## PROVIDED RECORDS
(begin)

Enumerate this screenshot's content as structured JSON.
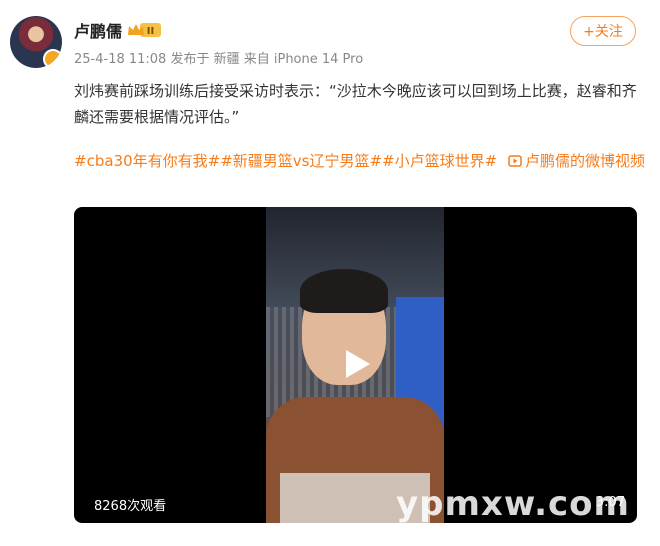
{
  "author": {
    "name": "卢鹏儒",
    "level_badge": "II",
    "meta": "25-4-18 11:08 发布于 新疆 来自 iPhone 14 Pro"
  },
  "follow": {
    "label": "+关注"
  },
  "post": {
    "text": "刘炜赛前踩场训练后接受采访时表示：“沙拉木今晚应该可以回到场上比赛，赵睿和齐麟还需要根据情况评估。”",
    "tags": [
      "#cba30年有你有我#",
      "#新疆男篮vs辽宁男篮#",
      "#小卢篮球世界#",
      "卢鹏儒的微博视频"
    ]
  },
  "video": {
    "views": "8268次观看",
    "timer": "3:07",
    "watermark": "ypmxw.com"
  },
  "colors": {
    "accent": "#f77c1a",
    "text": "#333333",
    "meta": "#888888"
  }
}
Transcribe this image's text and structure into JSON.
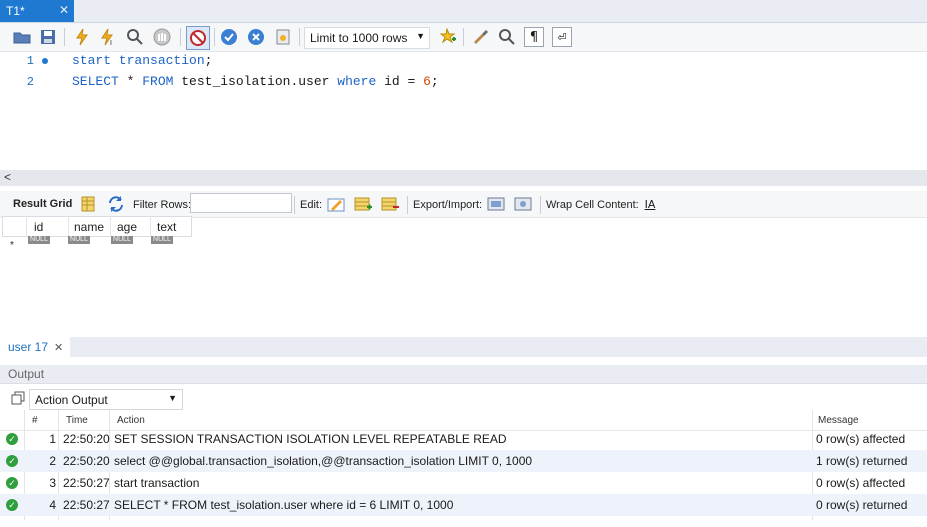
{
  "tabs": {
    "active_label": "T1*",
    "close_glyph": "✕"
  },
  "toolbar": {
    "limit_value": "Limit to 1000 rows",
    "icons": [
      "open-folder-icon",
      "save-icon",
      "execute-icon",
      "execute-current-icon",
      "explain-icon",
      "stop-icon",
      "toggle-autocommit-icon",
      "commit-icon",
      "rollback-icon",
      "beautify-icon",
      "limit-select",
      "bookmark-icon",
      "brush-icon",
      "find-icon",
      "invisible-chars-icon",
      "wrap-icon"
    ]
  },
  "editor": {
    "lines": [
      {
        "num": "1",
        "text": "start transaction;"
      },
      {
        "num": "2",
        "text": "SELECT * FROM test_isolation.user where id = 6;"
      }
    ],
    "line2_parts": {
      "kw1": "SELECT",
      "star": " * ",
      "kw2": "FROM",
      "table": " test_isolation.user ",
      "kw3": "where",
      "col": " id = ",
      "num": "6",
      "end": ";"
    },
    "line1_parts": {
      "kw": "start transaction",
      "end": ";"
    },
    "hscroll_arrow": "<"
  },
  "result_toolbar": {
    "result_grid": "Result Grid",
    "filter_rows": "Filter Rows:",
    "edit": "Edit:",
    "export_import": "Export/Import:",
    "wrap_cell": "Wrap Cell Content:"
  },
  "grid": {
    "columns": [
      "id",
      "name",
      "age",
      "text"
    ],
    "null_label": "NULL",
    "new_row_marker": "*"
  },
  "result_tabs": {
    "user_tab": "user 17",
    "close_glyph": "✕"
  },
  "output": {
    "header": "Output",
    "select_value": "Action Output",
    "columns": {
      "num": "#",
      "time": "Time",
      "action": "Action",
      "message": "Message"
    },
    "rows": [
      {
        "num": "1",
        "time": "22:50:20",
        "action": "SET SESSION TRANSACTION ISOLATION LEVEL REPEATABLE READ",
        "message": "0 row(s) affected"
      },
      {
        "num": "2",
        "time": "22:50:20",
        "action": "select @@global.transaction_isolation,@@transaction_isolation LIMIT 0, 1000",
        "message": "1 row(s) returned"
      },
      {
        "num": "3",
        "time": "22:50:27",
        "action": "start transaction",
        "message": "0 row(s) affected"
      },
      {
        "num": "4",
        "time": "22:50:27",
        "action": "SELECT * FROM test_isolation.user where id = 6 LIMIT 0, 1000",
        "message": "0 row(s) returned"
      }
    ],
    "ok_glyph": "✓"
  },
  "colors": {
    "accent": "#1f79d1",
    "ok": "#2f9e3d",
    "row_alt": "#eef3fb"
  }
}
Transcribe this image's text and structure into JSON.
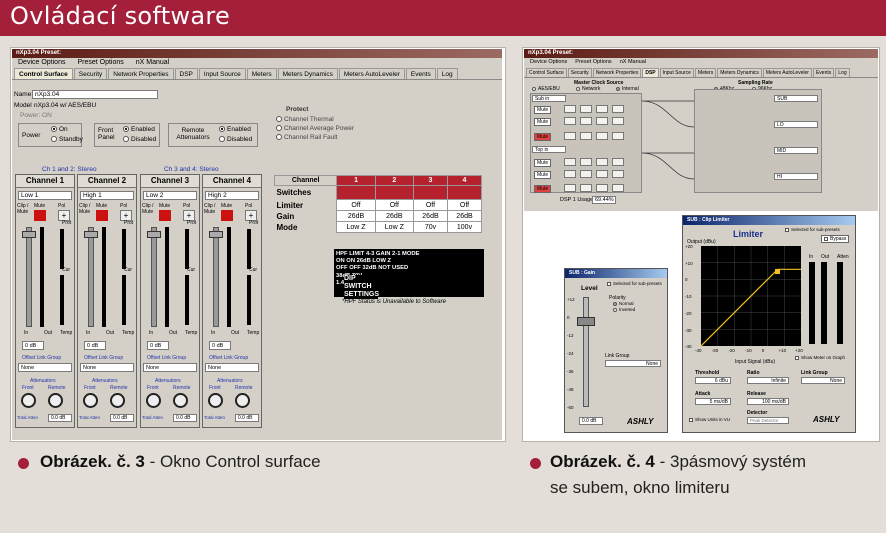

(end)

Pictures stay out of the copy; please restate every record above exactly.

## WRITTEN ANSWER
Enumerate this screenshot's content as structured JSON.
{
  "author": {
    "name": "卢鹏儒",
    "level_badge": "II",
    "meta": "25-4-18 11:08 发布于 新疆 来自 iPhone 14 Pro"
  },
  "follow": {
    "label": "+关注"
  },
  "post": {
    "text": "刘炜赛前踩场训练后接受采访时表示：“沙拉木今晚应该可以回到场上比赛，赵睿和齐麟还需要根据情况评估。”",
    "tags": [
      "#cba30年有你有我#",
      "#新疆男篮vs辽宁男篮#",
      "#小卢篮球世界#",
      "卢鹏儒的微博视频"
    ]
  },
  "video": {
    "views": "8268次观看",
    "timer": "3:07",
    "watermark": "ypmxw.com"
  },
  "colors": {
    "accent": "#f77c1a",
    "text": "#333333",
    "meta": "#888888"
  }
}
Transcribe this image's text and structure into JSON.
{
  "tabs": {
    "active_label": "T1*",
    "close_glyph": "✕"
  },
  "toolbar": {
    "limit_value": "Limit to 1000 rows",
    "icons": [
      "open-folder-icon",
      "save-icon",
      "execute-icon",
      "execute-current-icon",
      "explain-icon",
      "stop-icon",
      "toggle-autocommit-icon",
      "commit-icon",
      "rollback-icon",
      "beautify-icon",
      "limit-select",
      "bookmark-icon",
      "brush-icon",
      "find-icon",
      "invisible-chars-icon",
      "wrap-icon"
    ]
  },
  "editor": {
    "lines": [
      {
        "num": "1",
        "text": "start transaction;"
      },
      {
        "num": "2",
        "text": "SELECT * FROM test_isolation.user where id = 6;"
      }
    ],
    "line2_parts": {
      "kw1": "SELECT",
      "star": " * ",
      "kw2": "FROM",
      "table": " test_isolation.user ",
      "kw3": "where",
      "col": " id = ",
      "num": "6",
      "end": ";"
    },
    "line1_parts": {
      "kw": "start transaction",
      "end": ";"
    },
    "hscroll_arrow": "<"
  },
  "result_toolbar": {
    "result_grid": "Result Grid",
    "filter_rows": "Filter Rows:",
    "edit": "Edit:",
    "export_import": "Export/Import:",
    "wrap_cell": "Wrap Cell Content:"
  },
  "grid": {
    "columns": [
      "id",
      "name",
      "age",
      "text"
    ],
    "null_label": "NULL",
    "new_row_marker": "*"
  },
  "result_tabs": {
    "user_tab": "user 17",
    "close_glyph": "✕"
  },
  "output": {
    "header": "Output",
    "select_value": "Action Output",
    "columns": {
      "num": "#",
      "time": "Time",
      "action": "Action",
      "message": "Message"
    },
    "rows": [
      {
        "num": "1",
        "time": "22:50:20",
        "action": "SET SESSION TRANSACTION ISOLATION LEVEL REPEATABLE READ",
        "message": "0 row(s) affected"
      },
      {
        "num": "2",
        "time": "22:50:20",
        "action": "select @@global.transaction_isolation,@@transaction_isolation LIMIT 0, 1000",
        "message": "1 row(s) returned"
      },
      {
        "num": "3",
        "time": "22:50:27",
        "action": "start transaction",
        "message": "0 row(s) affected"
      },
      {
        "num": "4",
        "time": "22:50:27",
        "action": "SELECT * FROM test_isolation.user where id = 6 LIMIT 0, 1000",
        "message": "0 row(s) returned"
      }
    ],
    "ok_glyph": "✓"
  },
  "colors": {
    "accent": "#1f79d1",
    "ok": "#2f9e3d",
    "row_alt": "#eef3fb"
  }
}
Transcribe this image's text and structure into JSON.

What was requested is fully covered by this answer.